--- start ---

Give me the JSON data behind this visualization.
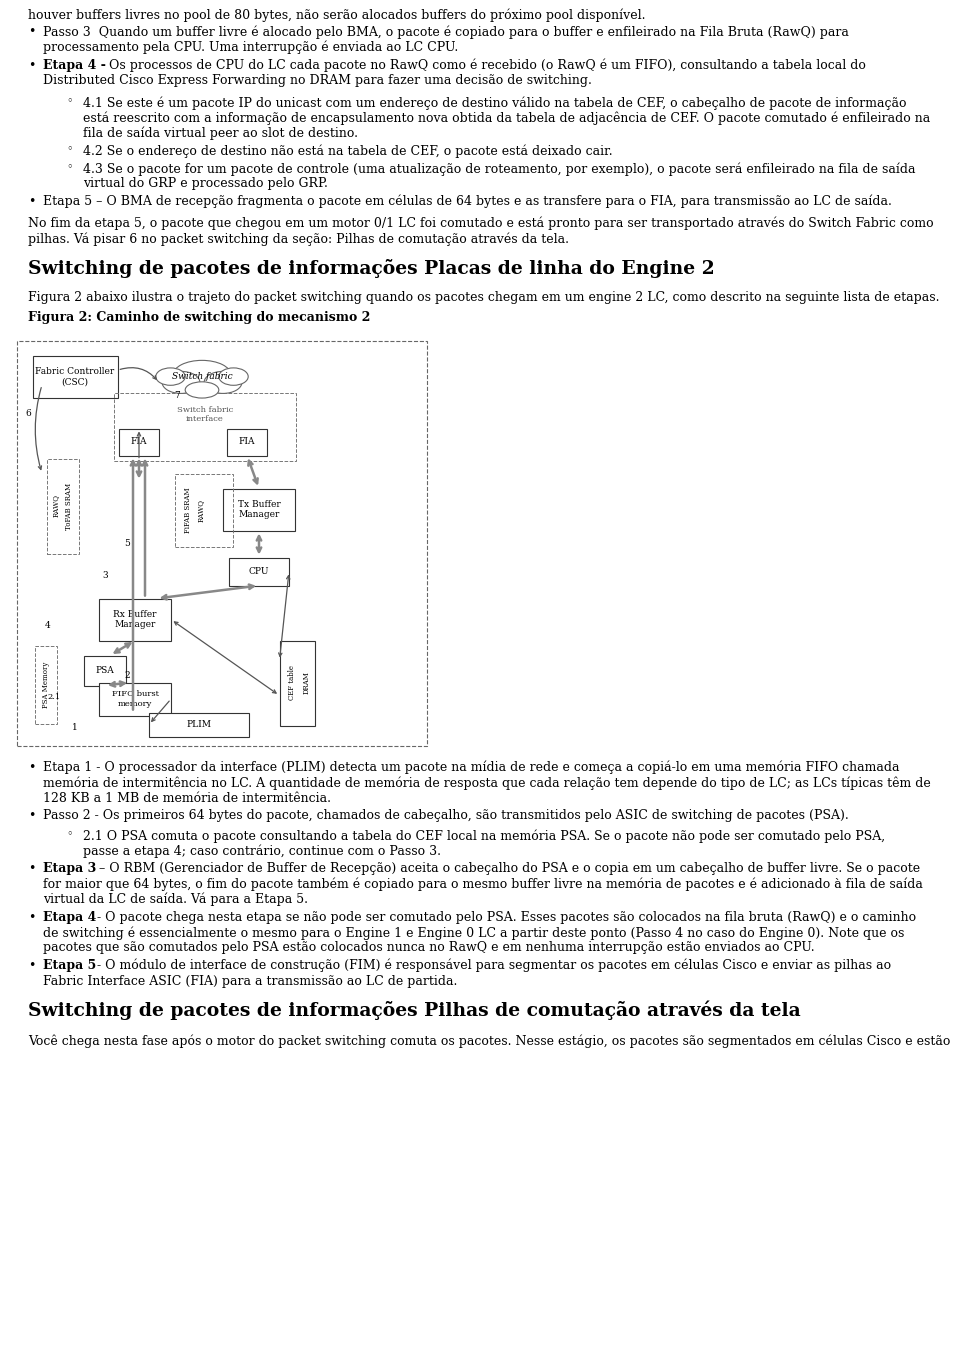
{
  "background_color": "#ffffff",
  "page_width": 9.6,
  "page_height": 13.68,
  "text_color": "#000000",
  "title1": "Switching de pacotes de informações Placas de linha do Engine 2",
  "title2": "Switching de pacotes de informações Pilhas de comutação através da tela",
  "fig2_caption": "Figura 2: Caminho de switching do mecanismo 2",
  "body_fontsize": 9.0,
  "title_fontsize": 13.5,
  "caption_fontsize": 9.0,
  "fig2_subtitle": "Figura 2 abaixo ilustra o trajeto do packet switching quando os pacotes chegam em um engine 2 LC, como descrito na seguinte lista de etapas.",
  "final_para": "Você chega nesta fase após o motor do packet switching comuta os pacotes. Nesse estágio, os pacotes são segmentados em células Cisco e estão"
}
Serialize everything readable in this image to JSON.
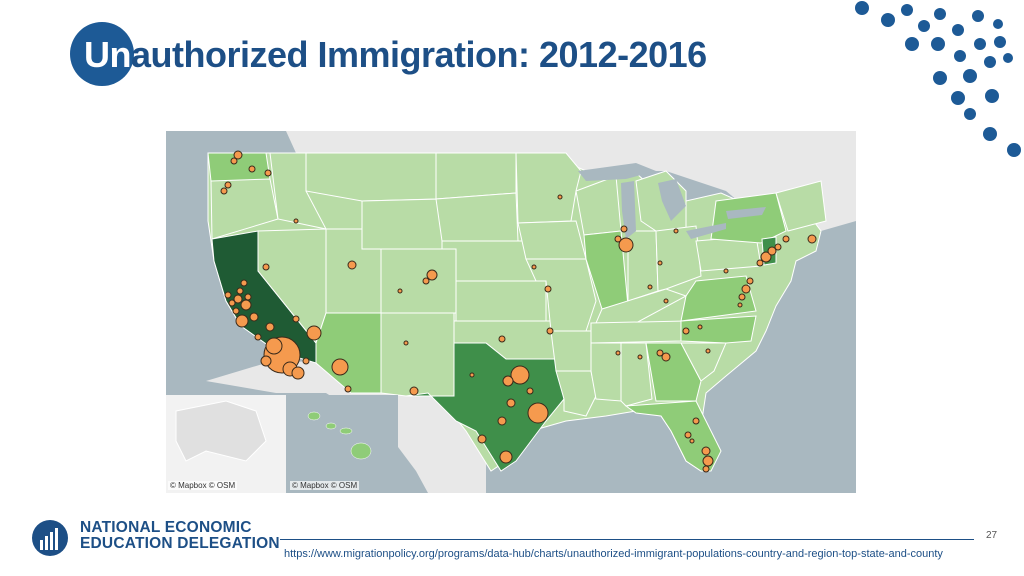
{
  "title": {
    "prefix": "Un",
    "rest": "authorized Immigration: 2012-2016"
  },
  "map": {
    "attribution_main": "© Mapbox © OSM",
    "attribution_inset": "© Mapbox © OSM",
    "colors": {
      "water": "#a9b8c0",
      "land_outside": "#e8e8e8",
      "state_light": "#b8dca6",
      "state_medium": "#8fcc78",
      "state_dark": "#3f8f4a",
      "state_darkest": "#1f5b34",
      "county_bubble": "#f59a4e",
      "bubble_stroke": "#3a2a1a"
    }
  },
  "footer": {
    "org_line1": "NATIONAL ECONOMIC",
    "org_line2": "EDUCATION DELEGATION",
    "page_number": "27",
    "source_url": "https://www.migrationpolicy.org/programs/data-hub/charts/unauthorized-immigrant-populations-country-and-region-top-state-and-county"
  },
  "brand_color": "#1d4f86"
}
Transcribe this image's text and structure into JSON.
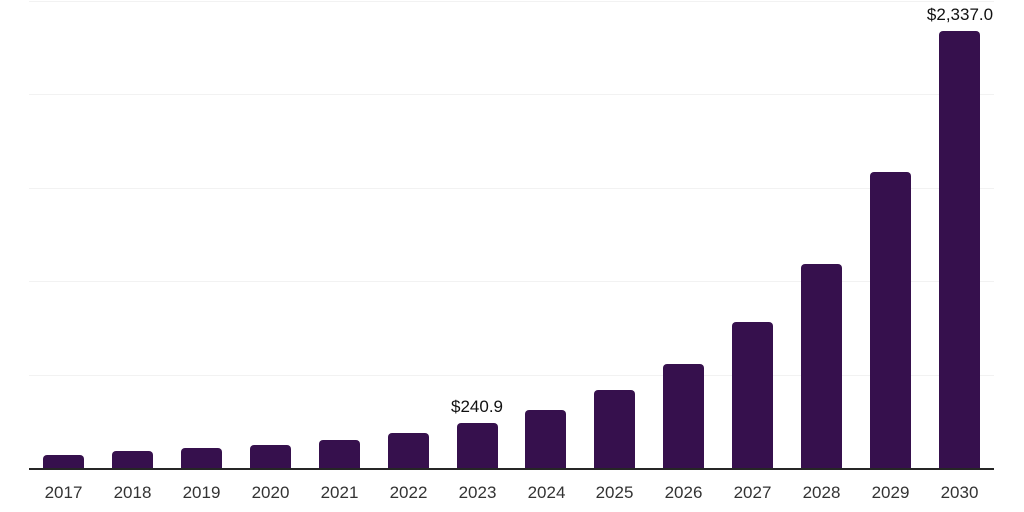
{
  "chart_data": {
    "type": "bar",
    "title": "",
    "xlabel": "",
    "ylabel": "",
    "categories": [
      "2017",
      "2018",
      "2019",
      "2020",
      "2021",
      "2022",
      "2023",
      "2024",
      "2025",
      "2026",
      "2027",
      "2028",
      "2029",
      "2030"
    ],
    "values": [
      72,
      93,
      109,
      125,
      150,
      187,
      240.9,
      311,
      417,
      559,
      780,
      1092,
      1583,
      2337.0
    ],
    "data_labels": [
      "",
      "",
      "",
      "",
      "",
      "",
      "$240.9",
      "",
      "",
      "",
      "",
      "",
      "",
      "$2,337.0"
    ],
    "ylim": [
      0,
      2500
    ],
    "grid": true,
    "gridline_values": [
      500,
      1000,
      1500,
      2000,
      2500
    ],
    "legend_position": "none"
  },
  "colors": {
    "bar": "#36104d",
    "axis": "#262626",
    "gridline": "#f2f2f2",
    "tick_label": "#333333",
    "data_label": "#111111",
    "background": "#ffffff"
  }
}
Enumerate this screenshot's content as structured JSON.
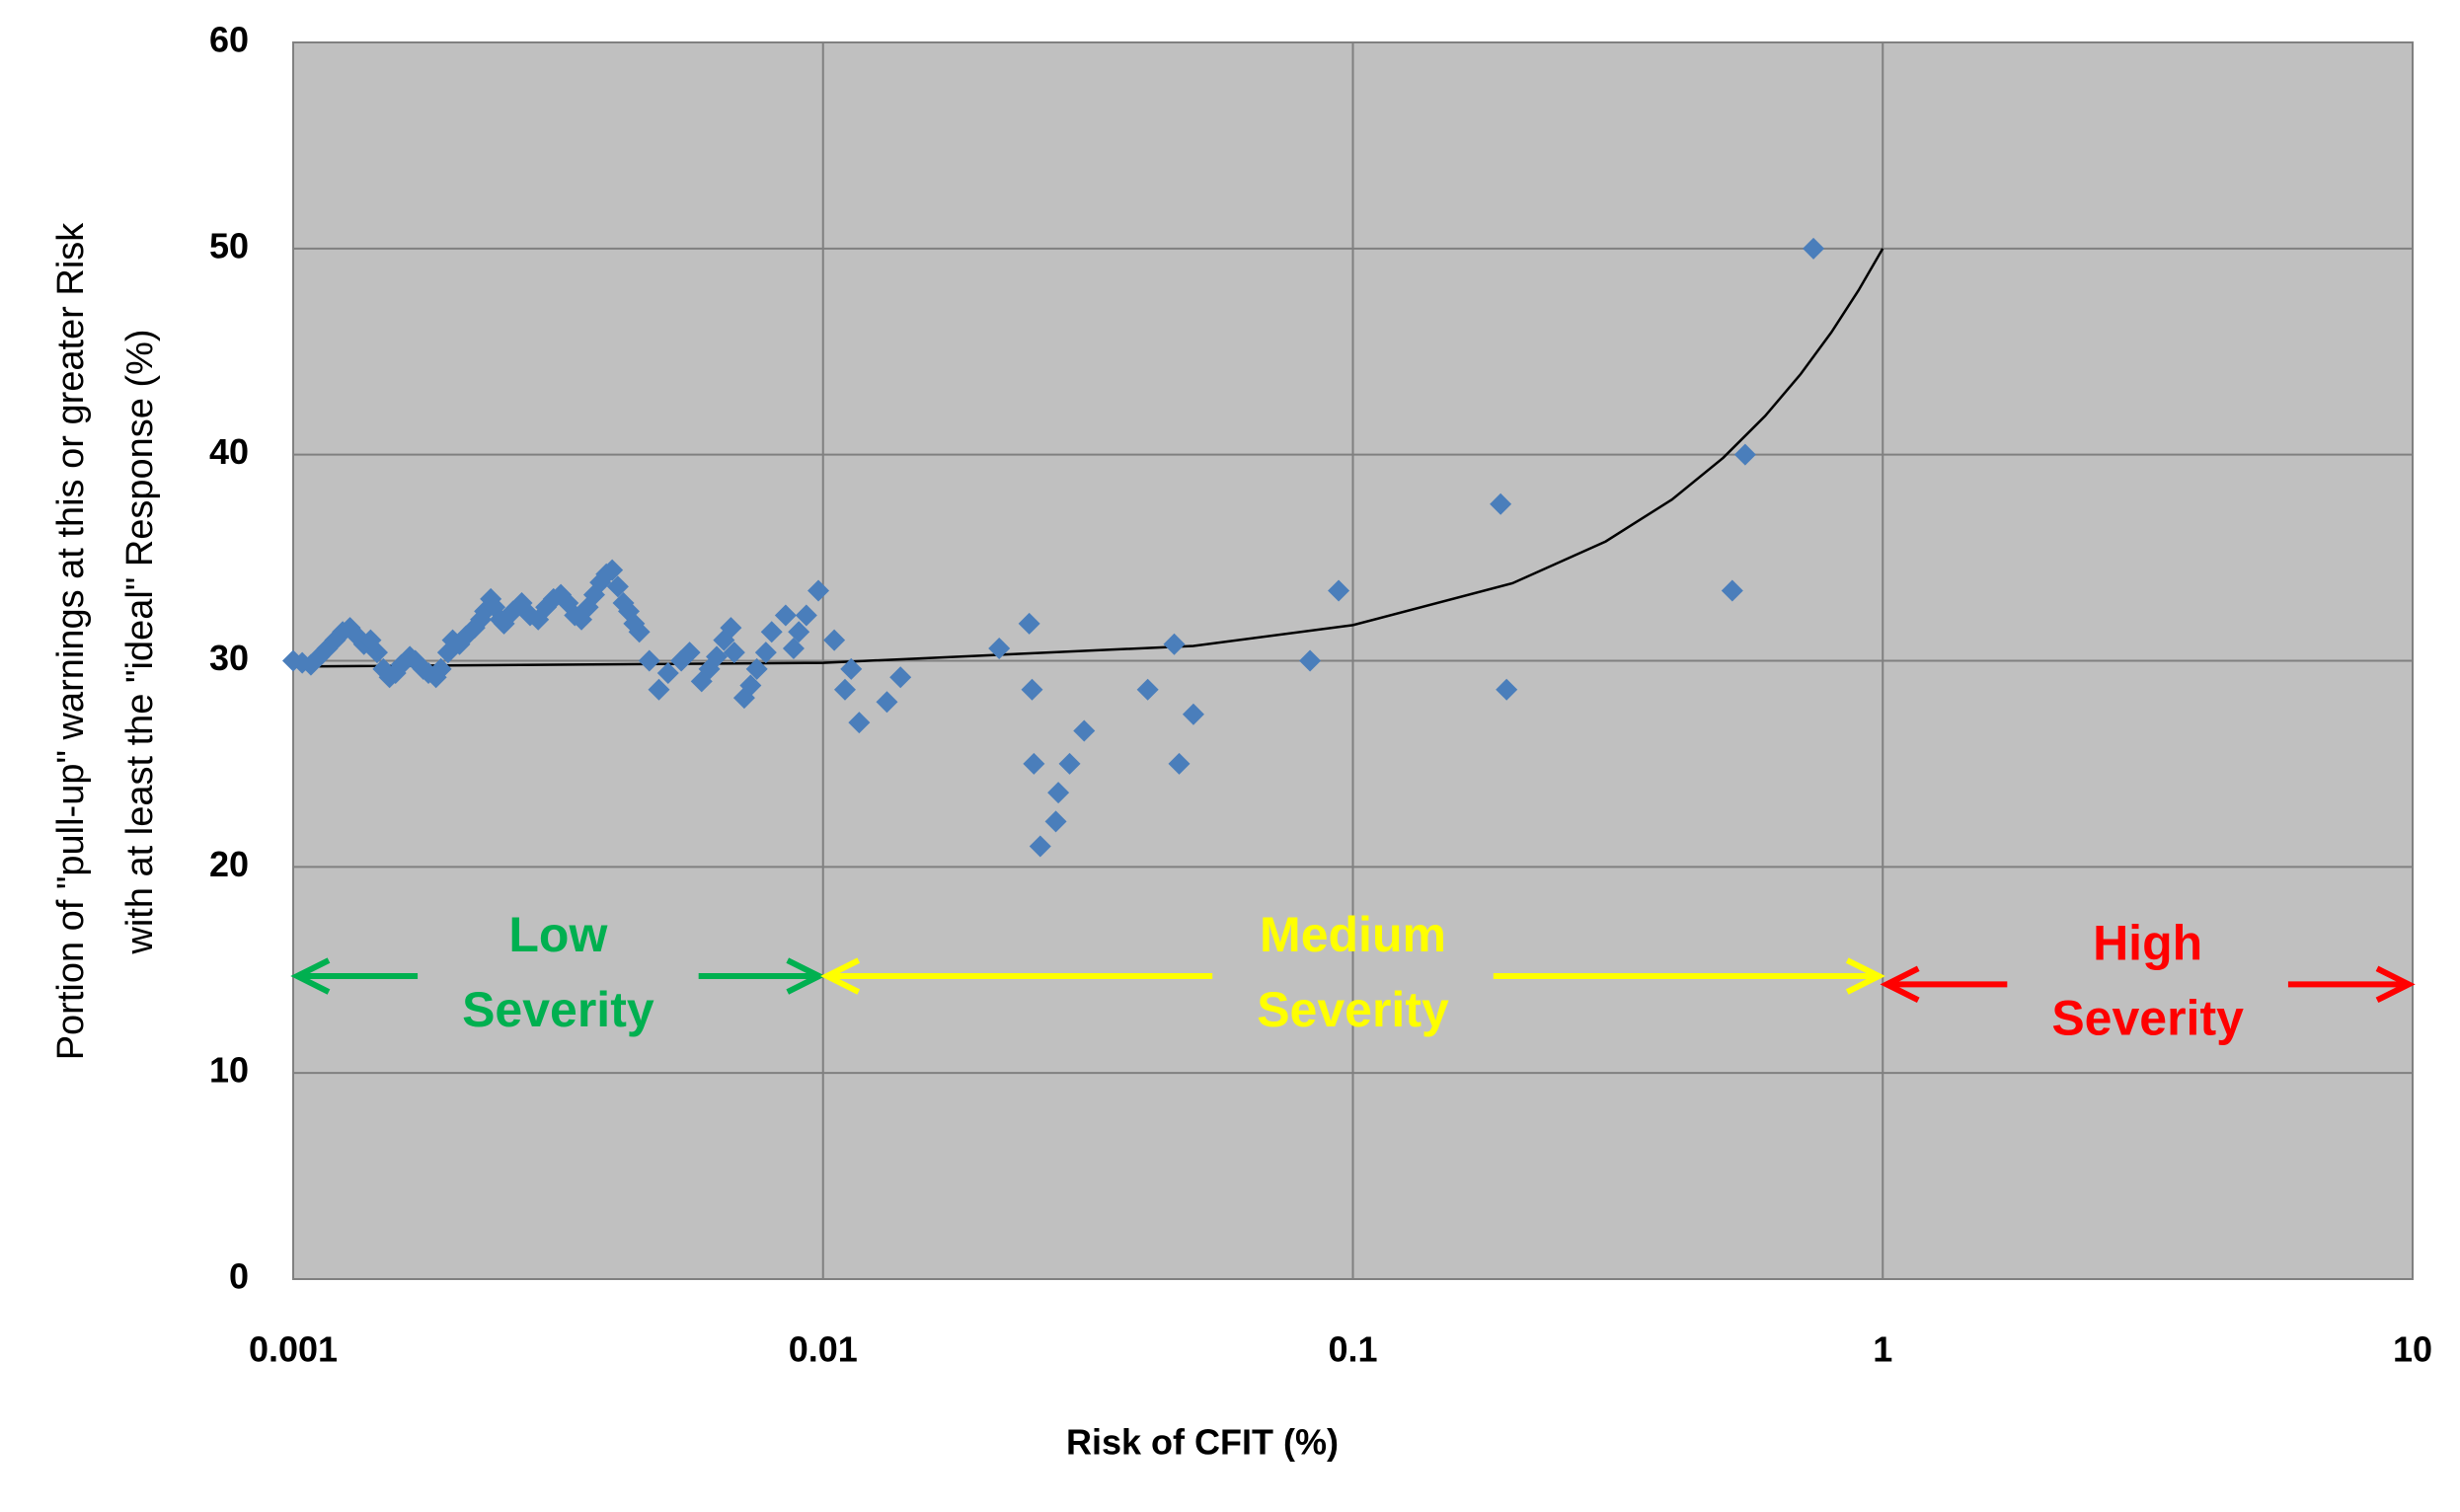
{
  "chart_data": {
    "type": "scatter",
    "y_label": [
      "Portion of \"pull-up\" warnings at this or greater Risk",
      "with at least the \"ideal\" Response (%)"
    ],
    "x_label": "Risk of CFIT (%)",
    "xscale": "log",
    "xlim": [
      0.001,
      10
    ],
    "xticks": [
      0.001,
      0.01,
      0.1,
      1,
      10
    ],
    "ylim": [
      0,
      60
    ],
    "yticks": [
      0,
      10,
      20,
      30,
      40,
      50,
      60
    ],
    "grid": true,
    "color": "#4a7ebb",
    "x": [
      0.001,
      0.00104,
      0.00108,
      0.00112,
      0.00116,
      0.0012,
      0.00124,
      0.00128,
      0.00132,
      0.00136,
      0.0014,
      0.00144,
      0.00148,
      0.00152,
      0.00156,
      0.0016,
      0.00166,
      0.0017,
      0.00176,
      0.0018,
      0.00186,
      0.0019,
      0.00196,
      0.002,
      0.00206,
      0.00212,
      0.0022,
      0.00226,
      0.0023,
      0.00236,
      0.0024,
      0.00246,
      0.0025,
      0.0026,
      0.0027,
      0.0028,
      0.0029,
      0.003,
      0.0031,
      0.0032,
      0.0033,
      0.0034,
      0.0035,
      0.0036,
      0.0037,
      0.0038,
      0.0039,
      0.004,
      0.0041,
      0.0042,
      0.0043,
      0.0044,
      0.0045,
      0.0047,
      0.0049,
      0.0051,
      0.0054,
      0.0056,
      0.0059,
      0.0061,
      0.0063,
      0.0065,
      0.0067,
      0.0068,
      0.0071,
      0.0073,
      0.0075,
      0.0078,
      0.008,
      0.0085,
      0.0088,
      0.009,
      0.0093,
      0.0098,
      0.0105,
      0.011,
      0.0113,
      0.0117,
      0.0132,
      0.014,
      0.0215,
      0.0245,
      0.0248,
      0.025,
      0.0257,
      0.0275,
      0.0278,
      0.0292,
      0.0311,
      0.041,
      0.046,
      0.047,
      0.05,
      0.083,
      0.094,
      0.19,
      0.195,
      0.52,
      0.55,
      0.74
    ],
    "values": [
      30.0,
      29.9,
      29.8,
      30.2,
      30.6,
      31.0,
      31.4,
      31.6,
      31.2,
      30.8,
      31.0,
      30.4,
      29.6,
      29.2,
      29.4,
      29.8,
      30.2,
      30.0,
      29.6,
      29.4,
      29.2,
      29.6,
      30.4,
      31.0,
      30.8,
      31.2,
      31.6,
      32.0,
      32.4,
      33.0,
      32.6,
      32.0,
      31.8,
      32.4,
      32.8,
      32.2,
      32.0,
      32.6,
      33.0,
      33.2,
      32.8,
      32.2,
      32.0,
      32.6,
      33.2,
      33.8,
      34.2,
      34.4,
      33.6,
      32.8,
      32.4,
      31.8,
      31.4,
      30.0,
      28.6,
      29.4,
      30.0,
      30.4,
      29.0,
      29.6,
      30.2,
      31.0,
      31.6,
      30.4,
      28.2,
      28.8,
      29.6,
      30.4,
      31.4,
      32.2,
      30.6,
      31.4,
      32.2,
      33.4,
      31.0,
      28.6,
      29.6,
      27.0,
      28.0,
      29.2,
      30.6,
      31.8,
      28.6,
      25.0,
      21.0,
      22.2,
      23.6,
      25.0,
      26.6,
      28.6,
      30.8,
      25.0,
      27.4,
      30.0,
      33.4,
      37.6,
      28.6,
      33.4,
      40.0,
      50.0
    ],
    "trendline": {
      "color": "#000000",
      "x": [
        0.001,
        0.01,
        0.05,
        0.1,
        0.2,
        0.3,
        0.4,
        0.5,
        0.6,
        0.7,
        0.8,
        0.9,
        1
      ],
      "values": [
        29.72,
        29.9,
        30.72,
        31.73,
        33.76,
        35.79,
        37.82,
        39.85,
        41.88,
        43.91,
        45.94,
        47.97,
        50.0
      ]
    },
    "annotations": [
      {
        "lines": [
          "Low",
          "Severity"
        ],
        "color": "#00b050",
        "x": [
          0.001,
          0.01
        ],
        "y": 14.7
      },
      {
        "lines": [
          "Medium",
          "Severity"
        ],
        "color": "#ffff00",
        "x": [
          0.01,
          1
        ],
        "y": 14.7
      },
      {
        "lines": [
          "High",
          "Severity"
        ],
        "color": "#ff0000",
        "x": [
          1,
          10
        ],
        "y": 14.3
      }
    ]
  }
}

--- end ---

- _PROBLEM_
List every line from the entries above in which "this" appears.

- _WRITTEN ANSWER_
Give me the JSON data behind this visualization.
Serialize everything readable in this image to JSON.
Transcribe this image's text and structure into JSON.
Enumerate this screenshot's content as structured JSON.
      "Portion of \"pull-up\" warnings at this or greater Risk",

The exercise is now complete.